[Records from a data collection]
------------------------------------------------------------

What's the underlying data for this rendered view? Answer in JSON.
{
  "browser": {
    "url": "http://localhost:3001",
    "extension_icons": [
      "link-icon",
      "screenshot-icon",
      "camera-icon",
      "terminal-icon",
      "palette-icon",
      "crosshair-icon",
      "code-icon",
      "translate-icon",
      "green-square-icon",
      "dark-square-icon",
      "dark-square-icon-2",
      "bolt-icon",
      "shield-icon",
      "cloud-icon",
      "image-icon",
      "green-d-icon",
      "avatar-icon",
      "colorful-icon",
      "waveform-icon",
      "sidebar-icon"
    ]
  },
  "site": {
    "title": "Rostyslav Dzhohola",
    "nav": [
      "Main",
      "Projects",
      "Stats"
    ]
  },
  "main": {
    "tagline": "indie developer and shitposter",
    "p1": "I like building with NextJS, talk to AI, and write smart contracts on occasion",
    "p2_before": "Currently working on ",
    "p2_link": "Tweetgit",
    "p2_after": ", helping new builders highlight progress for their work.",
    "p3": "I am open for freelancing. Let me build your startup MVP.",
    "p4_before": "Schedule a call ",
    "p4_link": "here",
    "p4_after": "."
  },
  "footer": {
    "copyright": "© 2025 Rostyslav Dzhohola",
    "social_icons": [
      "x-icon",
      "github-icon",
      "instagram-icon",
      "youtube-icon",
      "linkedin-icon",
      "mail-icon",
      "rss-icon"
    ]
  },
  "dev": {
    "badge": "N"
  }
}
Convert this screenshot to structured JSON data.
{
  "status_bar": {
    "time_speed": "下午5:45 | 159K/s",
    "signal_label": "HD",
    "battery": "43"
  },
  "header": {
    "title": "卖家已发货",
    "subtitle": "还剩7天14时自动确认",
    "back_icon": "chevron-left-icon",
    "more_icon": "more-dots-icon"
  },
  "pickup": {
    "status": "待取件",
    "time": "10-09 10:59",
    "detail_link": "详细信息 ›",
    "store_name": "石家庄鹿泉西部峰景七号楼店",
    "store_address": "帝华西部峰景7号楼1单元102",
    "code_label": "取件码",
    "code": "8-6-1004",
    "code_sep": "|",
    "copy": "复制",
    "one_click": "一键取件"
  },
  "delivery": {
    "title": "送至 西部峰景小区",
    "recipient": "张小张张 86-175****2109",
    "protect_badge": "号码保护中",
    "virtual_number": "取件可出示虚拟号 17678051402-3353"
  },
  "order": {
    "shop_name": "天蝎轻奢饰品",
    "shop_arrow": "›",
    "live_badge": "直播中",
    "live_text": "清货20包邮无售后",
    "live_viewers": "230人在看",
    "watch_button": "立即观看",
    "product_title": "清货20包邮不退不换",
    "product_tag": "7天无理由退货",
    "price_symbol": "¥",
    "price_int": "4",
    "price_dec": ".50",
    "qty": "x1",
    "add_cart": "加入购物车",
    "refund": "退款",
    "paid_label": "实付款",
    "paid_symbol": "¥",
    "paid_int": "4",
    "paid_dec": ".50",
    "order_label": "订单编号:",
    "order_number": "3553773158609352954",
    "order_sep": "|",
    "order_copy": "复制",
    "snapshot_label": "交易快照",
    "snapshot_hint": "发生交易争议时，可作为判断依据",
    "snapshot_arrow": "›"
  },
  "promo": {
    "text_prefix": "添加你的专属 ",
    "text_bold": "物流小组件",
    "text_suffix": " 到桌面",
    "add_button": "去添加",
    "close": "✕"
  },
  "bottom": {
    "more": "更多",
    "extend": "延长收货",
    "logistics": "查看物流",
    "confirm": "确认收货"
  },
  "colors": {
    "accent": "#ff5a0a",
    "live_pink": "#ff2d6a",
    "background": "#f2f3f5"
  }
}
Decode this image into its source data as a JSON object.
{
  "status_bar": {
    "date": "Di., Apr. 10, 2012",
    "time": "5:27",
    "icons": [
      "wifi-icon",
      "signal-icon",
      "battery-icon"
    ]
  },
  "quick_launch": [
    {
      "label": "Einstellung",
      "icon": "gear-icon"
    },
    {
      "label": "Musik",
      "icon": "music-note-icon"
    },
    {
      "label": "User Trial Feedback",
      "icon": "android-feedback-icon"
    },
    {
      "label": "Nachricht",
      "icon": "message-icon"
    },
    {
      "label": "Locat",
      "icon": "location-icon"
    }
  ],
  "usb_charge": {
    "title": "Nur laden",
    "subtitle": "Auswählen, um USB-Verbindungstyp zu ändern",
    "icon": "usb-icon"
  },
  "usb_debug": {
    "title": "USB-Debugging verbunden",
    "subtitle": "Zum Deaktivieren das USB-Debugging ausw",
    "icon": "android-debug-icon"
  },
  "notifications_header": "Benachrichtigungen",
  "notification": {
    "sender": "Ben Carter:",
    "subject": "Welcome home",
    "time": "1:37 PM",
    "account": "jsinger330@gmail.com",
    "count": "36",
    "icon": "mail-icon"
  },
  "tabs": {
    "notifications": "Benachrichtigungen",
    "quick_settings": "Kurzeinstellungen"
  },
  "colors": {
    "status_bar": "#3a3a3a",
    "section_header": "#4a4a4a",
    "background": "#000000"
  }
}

------------------------------------------------------------

## REQUIRED TASK
Return all of the above records exactly, leaving no line out.

## RESPONSE FOR THIS EXERCISE
What's the underlying data for this rendered view? Answer in JSON.
{
  "browser": {
    "url": "http://localhost:3001",
    "extension_icons": [
      "link-icon",
      "screenshot-icon",
      "camera-icon",
      "terminal-icon",
      "palette-icon",
      "crosshair-icon",
      "code-icon",
      "translate-icon",
      "green-square-icon",
      "dark-square-icon",
      "dark-square-icon-2",
      "bolt-icon",
      "shield-icon",
      "cloud-icon",
      "image-icon",
      "green-d-icon",
      "avatar-icon",
      "colorful-icon",
      "waveform-icon",
      "sidebar-icon"
    ]
  },
  "site": {
    "title": "Rostyslav Dzhohola",
    "nav": [
      "Main",
      "Projects",
      "Stats"
    ]
  },
  "main": {
    "tagline": "indie developer and shitposter",
    "p1": "I like building with NextJS, talk to AI, and write smart contracts on occasion",
    "p2_before": "Currently working on ",
    "p2_link": "Tweetgit",
    "p2_after": ", helping new builders highlight progress for their work.",
    "p3": "I am open for freelancing. Let me build your startup MVP.",
    "p4_before": "Schedule a call ",
    "p4_link": "here",
    "p4_after": "."
  },
  "footer": {
    "copyright": "© 2025 Rostyslav Dzhohola",
    "social_icons": [
      "x-icon",
      "github-icon",
      "instagram-icon",
      "youtube-icon",
      "linkedin-icon",
      "mail-icon",
      "rss-icon"
    ]
  },
  "dev": {
    "badge": "N"
  }
}
Convert this screenshot to structured JSON data.
{
  "status_bar": {
    "time_speed": "下午5:45 | 159K/s",
    "signal_label": "HD",
    "battery": "43"
  },
  "header": {
    "title": "卖家已发货",
    "subtitle": "还剩7天14时自动确认",
    "back_icon": "chevron-left-icon",
    "more_icon": "more-dots-icon"
  },
  "pickup": {
    "status": "待取件",
    "time": "10-09 10:59",
    "detail_link": "详细信息 ›",
    "store_name": "石家庄鹿泉西部峰景七号楼店",
    "store_address": "帝华西部峰景7号楼1单元102",
    "code_label": "取件码",
    "code": "8-6-1004",
    "code_sep": "|",
    "copy": "复制",
    "one_click": "一键取件"
  },
  "delivery": {
    "title": "送至 西部峰景小区",
    "recipient": "张小张张 86-175****2109",
    "protect_badge": "号码保护中",
    "virtual_number": "取件可出示虚拟号 17678051402-3353"
  },
  "order": {
    "shop_name": "天蝎轻奢饰品",
    "shop_arrow": "›",
    "live_badge": "直播中",
    "live_text": "清货20包邮无售后",
    "live_viewers": "230人在看",
    "watch_button": "立即观看",
    "product_title": "清货20包邮不退不换",
    "product_tag": "7天无理由退货",
    "price_symbol": "¥",
    "price_int": "4",
    "price_dec": ".50",
    "qty": "x1",
    "add_cart": "加入购物车",
    "refund": "退款",
    "paid_label": "实付款",
    "paid_symbol": "¥",
    "paid_int": "4",
    "paid_dec": ".50",
    "order_label": "订单编号:",
    "order_number": "3553773158609352954",
    "order_sep": "|",
    "order_copy": "复制",
    "snapshot_label": "交易快照",
    "snapshot_hint": "发生交易争议时，可作为判断依据",
    "snapshot_arrow": "›"
  },
  "promo": {
    "text_prefix": "添加你的专属 ",
    "text_bold": "物流小组件",
    "text_suffix": " 到桌面",
    "add_button": "去添加",
    "close": "✕"
  },
  "bottom": {
    "more": "更多",
    "extend": "延长收货",
    "logistics": "查看物流",
    "confirm": "确认收货"
  },
  "colors": {
    "accent": "#ff5a0a",
    "live_pink": "#ff2d6a",
    "background": "#f2f3f5"
  }
}
Decode this image into its source data as a JSON object.
{
  "status_bar": {
    "date": "Di., Apr. 10, 2012",
    "time": "5:27",
    "icons": [
      "wifi-icon",
      "signal-icon",
      "battery-icon"
    ]
  },
  "quick_launch": [
    {
      "label": "Einstellung",
      "icon": "gear-icon"
    },
    {
      "label": "Musik",
      "icon": "music-note-icon"
    },
    {
      "label": "User Trial Feedback",
      "icon": "android-feedback-icon"
    },
    {
      "label": "Nachricht",
      "icon": "message-icon"
    },
    {
      "label": "Locat",
      "icon": "location-icon"
    }
  ],
  "usb_charge": {
    "title": "Nur laden",
    "subtitle": "Auswählen, um USB-Verbindungstyp zu ändern",
    "icon": "usb-icon"
  },
  "usb_debug": {
    "title": "USB-Debugging verbunden",
    "subtitle": "Zum Deaktivieren das USB-Debugging ausw",
    "icon": "android-debug-icon"
  },
  "notifications_header": "Benachrichtigungen",
  "notification": {
    "sender": "Ben Carter:",
    "subject": "Welcome home",
    "time": "1:37 PM",
    "account": "jsinger330@gmail.com",
    "count": "36",
    "icon": "mail-icon"
  },
  "tabs": {
    "notifications": "Benachrichtigungen",
    "quick_settings": "Kurzeinstellungen"
  },
  "colors": {
    "status_bar": "#3a3a3a",
    "section_header": "#4a4a4a",
    "background": "#000000"
  }
}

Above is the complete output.